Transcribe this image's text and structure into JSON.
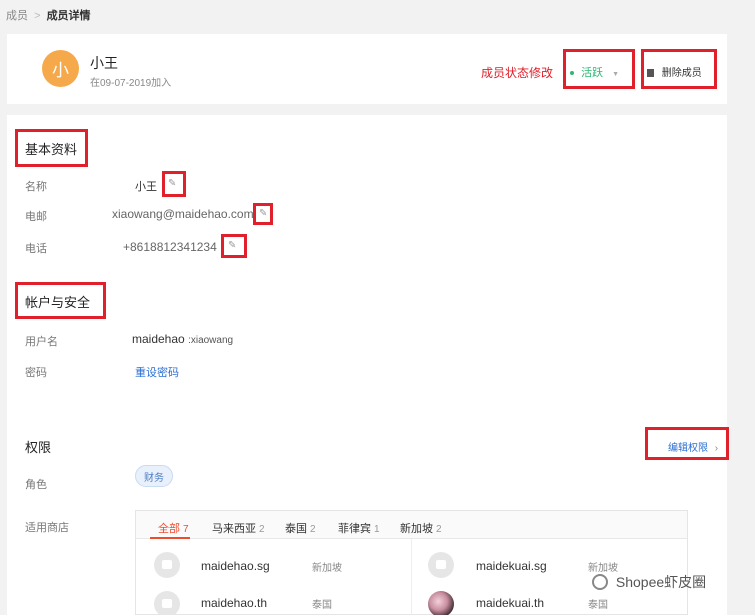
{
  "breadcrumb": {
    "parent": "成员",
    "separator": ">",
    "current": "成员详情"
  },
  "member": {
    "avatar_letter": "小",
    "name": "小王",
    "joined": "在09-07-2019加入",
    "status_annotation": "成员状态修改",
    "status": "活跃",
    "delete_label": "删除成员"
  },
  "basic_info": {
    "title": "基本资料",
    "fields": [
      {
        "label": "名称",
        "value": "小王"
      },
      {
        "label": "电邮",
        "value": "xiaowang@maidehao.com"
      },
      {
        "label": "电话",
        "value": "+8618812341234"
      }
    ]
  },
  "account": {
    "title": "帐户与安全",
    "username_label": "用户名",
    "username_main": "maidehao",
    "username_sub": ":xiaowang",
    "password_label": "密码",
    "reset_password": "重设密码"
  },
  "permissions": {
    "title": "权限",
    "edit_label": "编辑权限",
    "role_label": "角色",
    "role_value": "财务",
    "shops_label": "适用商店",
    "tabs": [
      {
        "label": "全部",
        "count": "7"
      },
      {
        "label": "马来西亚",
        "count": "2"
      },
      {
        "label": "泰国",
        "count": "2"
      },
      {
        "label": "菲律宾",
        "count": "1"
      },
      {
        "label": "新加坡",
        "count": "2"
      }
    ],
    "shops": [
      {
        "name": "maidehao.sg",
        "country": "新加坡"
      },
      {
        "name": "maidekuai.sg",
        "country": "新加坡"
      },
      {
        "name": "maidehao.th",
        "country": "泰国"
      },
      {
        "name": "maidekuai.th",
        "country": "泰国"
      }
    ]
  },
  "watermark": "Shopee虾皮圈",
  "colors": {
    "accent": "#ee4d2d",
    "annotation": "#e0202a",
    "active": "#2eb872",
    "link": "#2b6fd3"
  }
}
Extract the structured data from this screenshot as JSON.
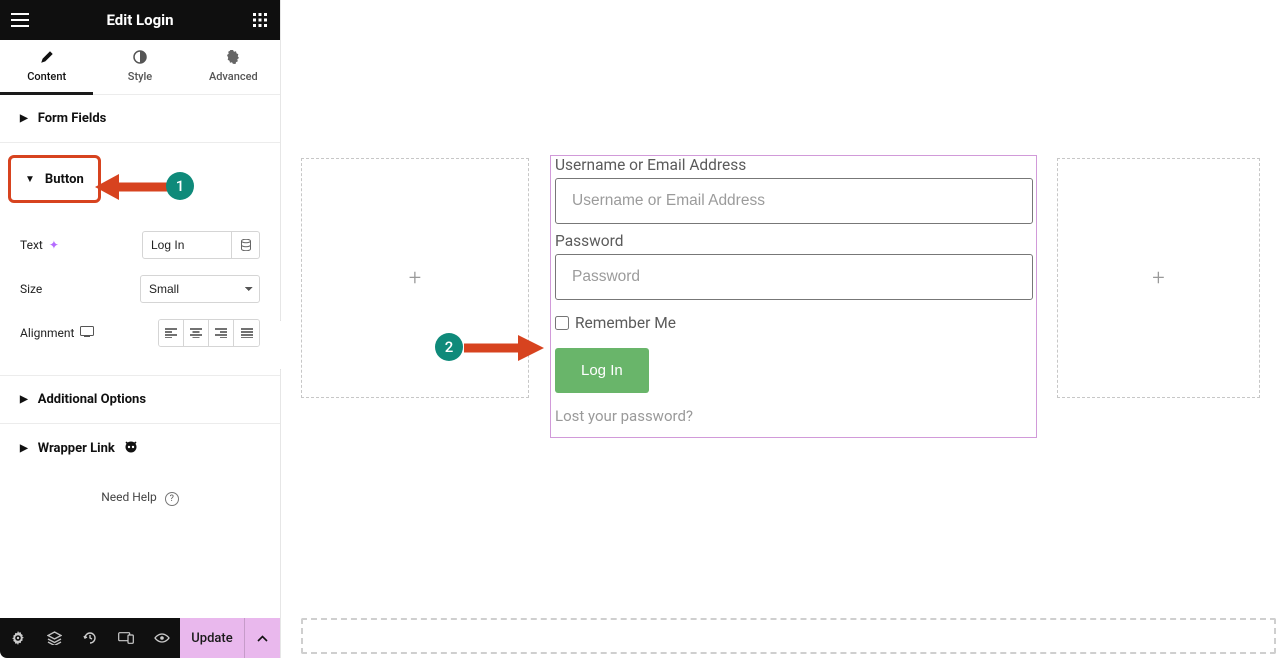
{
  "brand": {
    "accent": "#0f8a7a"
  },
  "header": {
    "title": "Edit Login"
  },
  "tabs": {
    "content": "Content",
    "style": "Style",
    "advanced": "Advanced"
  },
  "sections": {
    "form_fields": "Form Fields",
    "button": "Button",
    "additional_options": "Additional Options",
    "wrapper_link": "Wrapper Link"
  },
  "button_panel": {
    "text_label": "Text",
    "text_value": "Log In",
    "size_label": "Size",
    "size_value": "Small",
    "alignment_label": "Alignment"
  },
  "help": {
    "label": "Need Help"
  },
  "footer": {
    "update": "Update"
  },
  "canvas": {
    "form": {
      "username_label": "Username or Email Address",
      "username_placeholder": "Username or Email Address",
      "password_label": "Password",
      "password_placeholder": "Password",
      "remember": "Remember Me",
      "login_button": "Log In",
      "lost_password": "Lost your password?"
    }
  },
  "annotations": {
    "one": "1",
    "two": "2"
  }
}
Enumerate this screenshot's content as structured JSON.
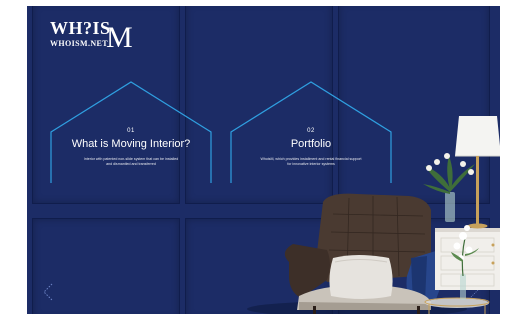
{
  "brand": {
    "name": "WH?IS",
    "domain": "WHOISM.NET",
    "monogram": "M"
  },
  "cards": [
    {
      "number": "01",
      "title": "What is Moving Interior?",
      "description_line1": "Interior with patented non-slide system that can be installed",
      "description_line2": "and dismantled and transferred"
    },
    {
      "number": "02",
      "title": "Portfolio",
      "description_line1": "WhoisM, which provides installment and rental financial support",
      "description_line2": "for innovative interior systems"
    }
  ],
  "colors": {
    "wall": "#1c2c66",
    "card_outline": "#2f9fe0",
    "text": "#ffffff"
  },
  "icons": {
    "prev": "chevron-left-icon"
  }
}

---

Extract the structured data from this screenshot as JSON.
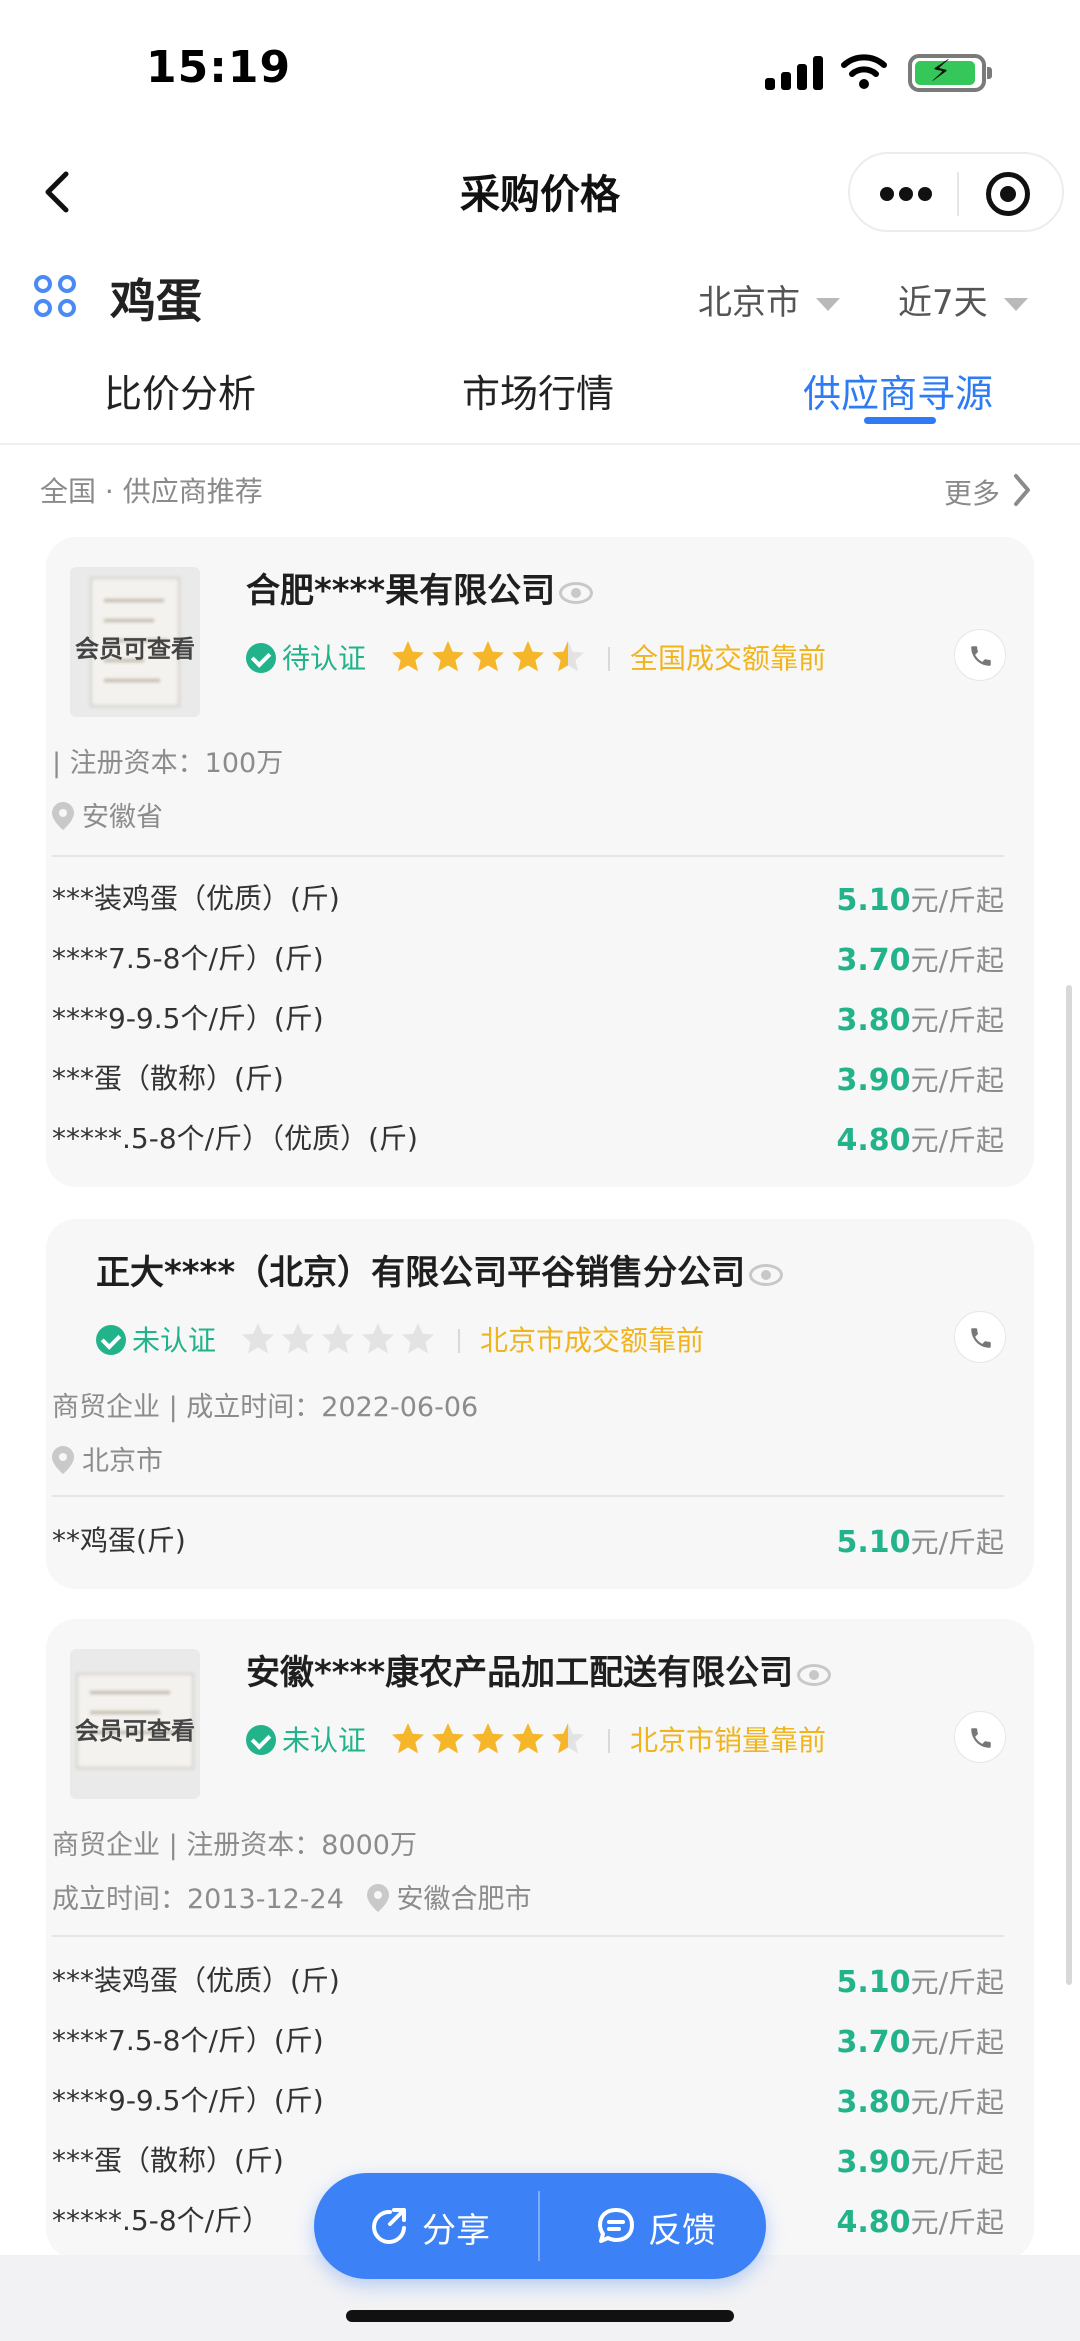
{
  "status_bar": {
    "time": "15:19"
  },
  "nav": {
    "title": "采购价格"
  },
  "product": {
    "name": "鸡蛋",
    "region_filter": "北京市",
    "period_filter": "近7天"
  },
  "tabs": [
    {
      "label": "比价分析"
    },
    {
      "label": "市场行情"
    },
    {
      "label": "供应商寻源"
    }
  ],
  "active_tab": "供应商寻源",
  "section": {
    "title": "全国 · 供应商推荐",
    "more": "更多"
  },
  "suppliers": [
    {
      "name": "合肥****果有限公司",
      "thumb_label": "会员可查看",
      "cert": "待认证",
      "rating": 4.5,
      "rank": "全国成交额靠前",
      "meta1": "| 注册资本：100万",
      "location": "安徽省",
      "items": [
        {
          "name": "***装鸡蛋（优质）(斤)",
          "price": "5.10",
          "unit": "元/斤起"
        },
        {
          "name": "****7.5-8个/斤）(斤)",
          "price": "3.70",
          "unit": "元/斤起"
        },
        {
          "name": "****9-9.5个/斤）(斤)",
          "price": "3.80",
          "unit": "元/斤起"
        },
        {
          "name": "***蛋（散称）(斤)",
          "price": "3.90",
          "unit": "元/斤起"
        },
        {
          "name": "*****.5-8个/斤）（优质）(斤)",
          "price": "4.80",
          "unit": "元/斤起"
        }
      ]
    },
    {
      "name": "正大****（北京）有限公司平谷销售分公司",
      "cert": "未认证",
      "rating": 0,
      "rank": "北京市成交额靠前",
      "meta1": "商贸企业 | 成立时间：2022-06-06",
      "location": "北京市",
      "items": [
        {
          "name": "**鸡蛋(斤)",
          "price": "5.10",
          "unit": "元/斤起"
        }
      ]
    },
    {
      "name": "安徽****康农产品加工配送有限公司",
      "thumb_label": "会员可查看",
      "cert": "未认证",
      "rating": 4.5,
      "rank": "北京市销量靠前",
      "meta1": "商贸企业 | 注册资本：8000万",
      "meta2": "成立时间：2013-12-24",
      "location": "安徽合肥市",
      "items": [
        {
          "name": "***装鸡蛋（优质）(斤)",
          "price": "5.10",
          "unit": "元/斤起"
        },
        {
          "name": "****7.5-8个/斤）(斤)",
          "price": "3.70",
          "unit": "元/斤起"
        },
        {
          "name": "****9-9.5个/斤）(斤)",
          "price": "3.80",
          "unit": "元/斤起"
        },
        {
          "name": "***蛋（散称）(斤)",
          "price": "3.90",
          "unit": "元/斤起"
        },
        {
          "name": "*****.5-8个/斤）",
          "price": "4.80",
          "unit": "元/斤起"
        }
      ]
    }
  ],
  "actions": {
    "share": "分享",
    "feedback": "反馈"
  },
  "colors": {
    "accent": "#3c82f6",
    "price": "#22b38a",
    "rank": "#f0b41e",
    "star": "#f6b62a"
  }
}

* * *

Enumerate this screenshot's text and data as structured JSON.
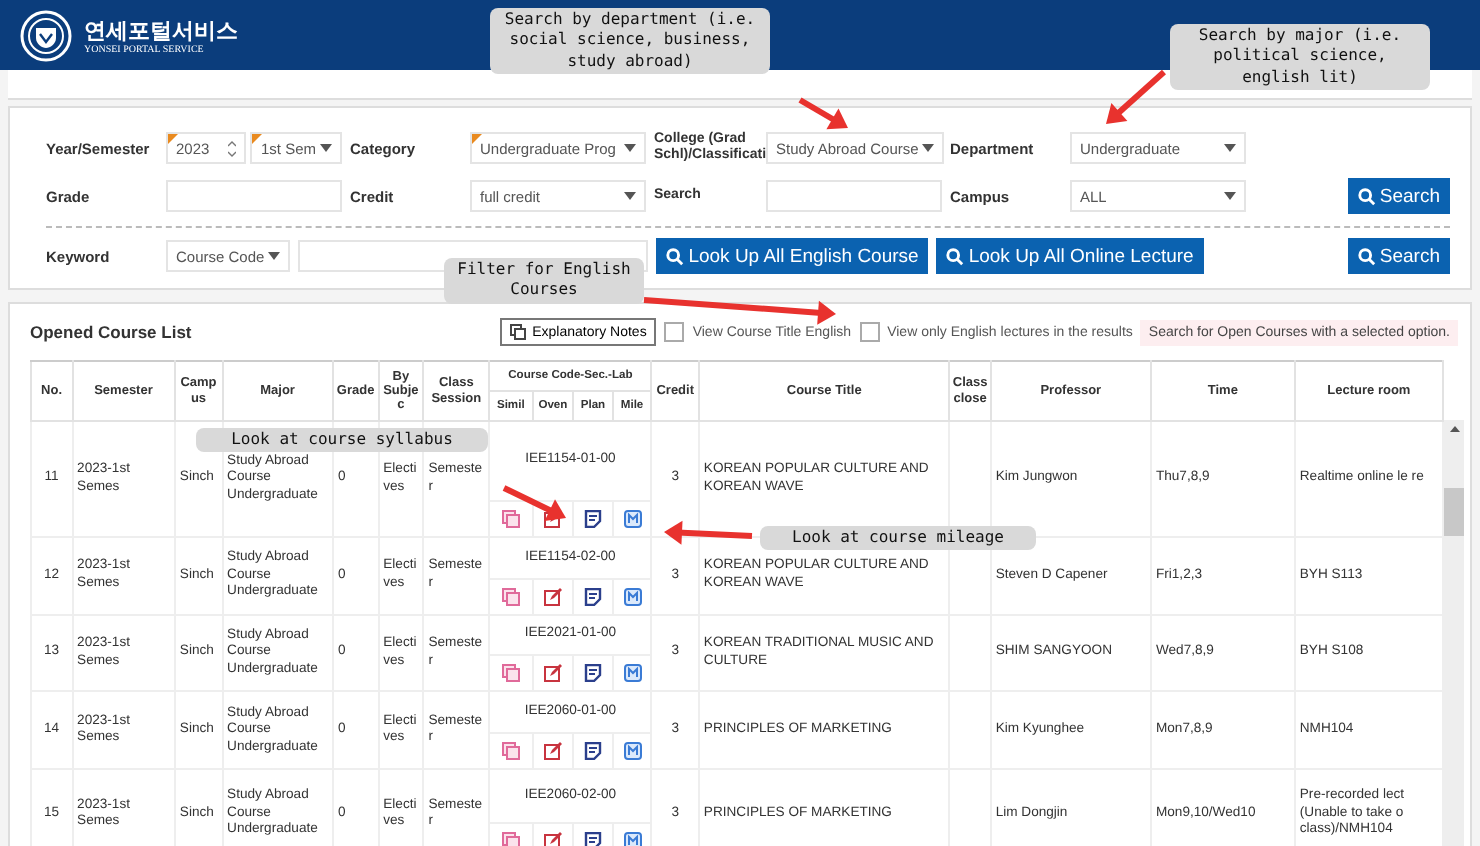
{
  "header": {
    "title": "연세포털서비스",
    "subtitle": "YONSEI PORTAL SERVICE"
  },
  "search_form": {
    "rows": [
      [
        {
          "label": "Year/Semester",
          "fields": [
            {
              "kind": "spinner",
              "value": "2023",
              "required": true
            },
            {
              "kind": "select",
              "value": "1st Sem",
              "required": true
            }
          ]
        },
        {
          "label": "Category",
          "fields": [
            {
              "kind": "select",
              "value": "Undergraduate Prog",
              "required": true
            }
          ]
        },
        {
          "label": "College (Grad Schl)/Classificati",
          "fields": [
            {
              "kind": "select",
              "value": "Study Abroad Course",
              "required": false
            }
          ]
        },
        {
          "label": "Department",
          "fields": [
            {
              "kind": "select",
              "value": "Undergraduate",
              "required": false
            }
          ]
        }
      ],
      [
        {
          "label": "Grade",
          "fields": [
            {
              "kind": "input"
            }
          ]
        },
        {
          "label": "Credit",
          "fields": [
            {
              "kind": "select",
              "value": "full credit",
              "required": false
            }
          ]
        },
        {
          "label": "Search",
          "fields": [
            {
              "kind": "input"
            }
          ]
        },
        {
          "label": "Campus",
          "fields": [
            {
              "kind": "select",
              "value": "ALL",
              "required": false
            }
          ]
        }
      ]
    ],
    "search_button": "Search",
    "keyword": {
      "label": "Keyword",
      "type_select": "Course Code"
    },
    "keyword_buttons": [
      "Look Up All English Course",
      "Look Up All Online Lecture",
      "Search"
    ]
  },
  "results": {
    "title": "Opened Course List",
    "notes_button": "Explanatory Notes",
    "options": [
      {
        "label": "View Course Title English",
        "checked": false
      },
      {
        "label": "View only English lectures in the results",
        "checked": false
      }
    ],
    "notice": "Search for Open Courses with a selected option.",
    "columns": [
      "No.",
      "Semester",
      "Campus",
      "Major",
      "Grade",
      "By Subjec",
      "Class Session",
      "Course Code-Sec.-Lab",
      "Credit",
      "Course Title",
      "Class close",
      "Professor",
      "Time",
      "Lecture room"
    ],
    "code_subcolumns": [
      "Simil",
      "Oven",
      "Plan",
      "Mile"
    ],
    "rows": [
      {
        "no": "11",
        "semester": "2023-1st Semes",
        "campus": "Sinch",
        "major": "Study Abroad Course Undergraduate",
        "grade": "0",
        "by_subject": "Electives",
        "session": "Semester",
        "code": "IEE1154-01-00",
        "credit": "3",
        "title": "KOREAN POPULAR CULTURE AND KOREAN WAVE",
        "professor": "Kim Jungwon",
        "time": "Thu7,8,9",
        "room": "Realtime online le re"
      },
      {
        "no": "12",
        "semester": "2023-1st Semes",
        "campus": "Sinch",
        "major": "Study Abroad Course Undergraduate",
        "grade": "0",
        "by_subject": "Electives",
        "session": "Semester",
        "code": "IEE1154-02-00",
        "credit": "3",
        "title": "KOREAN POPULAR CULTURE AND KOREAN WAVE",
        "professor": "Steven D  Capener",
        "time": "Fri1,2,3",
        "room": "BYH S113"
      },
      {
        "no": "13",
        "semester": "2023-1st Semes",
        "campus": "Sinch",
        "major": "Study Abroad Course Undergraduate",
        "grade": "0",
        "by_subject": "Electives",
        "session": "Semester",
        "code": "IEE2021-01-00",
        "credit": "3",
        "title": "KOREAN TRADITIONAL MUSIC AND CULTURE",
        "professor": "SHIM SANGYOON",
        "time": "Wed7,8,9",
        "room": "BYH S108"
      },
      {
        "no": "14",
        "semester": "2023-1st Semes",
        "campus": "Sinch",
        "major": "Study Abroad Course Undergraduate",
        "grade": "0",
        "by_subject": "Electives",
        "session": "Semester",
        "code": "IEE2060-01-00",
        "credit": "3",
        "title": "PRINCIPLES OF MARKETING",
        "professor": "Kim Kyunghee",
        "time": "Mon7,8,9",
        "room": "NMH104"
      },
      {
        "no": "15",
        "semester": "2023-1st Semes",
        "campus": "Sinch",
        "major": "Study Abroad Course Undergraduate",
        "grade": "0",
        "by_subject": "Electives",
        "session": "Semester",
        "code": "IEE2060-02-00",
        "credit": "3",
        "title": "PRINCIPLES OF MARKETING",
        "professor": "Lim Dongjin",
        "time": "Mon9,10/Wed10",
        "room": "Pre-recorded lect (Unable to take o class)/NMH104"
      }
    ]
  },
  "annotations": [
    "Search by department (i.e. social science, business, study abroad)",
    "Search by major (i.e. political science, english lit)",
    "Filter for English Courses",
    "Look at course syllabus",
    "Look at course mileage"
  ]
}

[Task]:
Out of the material above, gather each line where "JSON" appears.

[Full solution]:
Transcribe this image's text and structure into JSON.
Extract the structured data from this screenshot as JSON.
Enumerate this screenshot's content as structured JSON.
Extract the structured data from this screenshot as JSON.
Enumerate this screenshot's text and data as structured JSON.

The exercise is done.